Locate the line that contains "Give me the" in the entries below. Retype it and all following lines through the final one, character for character.
━━ Data shown
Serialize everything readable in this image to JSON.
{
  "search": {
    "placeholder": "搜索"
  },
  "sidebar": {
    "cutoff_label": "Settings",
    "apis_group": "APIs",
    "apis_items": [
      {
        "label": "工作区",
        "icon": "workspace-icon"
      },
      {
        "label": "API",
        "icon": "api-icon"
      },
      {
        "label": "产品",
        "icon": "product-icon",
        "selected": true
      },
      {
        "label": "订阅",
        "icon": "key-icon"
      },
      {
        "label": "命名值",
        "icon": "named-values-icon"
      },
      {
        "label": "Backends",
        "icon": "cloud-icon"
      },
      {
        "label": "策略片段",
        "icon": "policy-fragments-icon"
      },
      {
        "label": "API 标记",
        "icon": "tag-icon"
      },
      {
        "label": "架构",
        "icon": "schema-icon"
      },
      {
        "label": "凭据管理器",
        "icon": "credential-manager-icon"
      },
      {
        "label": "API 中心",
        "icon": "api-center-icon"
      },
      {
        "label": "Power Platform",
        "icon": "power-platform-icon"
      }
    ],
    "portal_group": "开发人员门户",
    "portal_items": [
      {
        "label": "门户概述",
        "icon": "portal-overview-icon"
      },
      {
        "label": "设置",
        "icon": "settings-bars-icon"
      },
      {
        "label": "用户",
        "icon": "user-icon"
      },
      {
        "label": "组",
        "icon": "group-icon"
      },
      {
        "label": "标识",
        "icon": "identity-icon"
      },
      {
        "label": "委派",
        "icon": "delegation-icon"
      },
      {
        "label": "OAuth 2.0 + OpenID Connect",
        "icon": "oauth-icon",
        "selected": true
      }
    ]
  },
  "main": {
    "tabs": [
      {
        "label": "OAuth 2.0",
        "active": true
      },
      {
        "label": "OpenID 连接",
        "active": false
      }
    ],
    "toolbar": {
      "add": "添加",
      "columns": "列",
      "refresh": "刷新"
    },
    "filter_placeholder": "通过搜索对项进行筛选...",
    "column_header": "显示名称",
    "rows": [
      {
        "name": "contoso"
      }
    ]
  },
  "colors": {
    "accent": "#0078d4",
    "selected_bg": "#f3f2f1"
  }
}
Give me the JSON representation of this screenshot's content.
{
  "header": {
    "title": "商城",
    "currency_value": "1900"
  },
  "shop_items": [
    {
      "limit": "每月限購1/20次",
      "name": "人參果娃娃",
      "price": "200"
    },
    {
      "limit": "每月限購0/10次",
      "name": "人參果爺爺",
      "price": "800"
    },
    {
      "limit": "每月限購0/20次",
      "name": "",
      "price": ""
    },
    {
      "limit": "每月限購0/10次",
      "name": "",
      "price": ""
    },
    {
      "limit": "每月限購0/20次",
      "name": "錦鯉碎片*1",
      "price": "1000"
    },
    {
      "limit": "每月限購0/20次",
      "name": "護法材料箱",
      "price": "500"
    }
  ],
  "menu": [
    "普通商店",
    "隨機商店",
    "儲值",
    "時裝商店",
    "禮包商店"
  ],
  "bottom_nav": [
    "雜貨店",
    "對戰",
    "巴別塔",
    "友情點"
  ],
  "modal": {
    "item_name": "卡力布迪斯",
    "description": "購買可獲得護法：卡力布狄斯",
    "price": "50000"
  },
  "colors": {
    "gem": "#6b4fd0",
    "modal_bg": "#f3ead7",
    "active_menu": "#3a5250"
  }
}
━━━━
▶ _Response to the exercise_:
Give me the JSON representation of this screenshot's content.
{
  "header": {
    "title": "商城",
    "currency_value": "1900"
  },
  "shop_items": [
    {
      "limit": "每月限購1/20次",
      "name": "人參果娃娃",
      "price": "200"
    },
    {
      "limit": "每月限購0/10次",
      "name": "人參果爺爺",
      "price": "800"
    },
    {
      "limit": "每月限購0/20次",
      "name": "",
      "price": ""
    },
    {
      "limit": "每月限購0/10次",
      "name": "",
      "price": ""
    },
    {
      "limit": "每月限購0/20次",
      "name": "錦鯉碎片*1",
      "price": "1000"
    },
    {
      "limit": "每月限購0/20次",
      "name": "護法材料箱",
      "price": "500"
    }
  ],
  "menu": [
    "普通商店",
    "隨機商店",
    "儲值",
    "時裝商店",
    "禮包商店"
  ],
  "bottom_nav": [
    "雜貨店",
    "對戰",
    "巴別塔",
    "友情點"
  ],
  "modal": {
    "item_name": "卡力布迪斯",
    "description": "購買可獲得護法：卡力布狄斯",
    "price": "50000"
  },
  "colors": {
    "gem": "#6b4fd0",
    "modal_bg": "#f3ead7",
    "active_menu": "#3a5250"
  }
}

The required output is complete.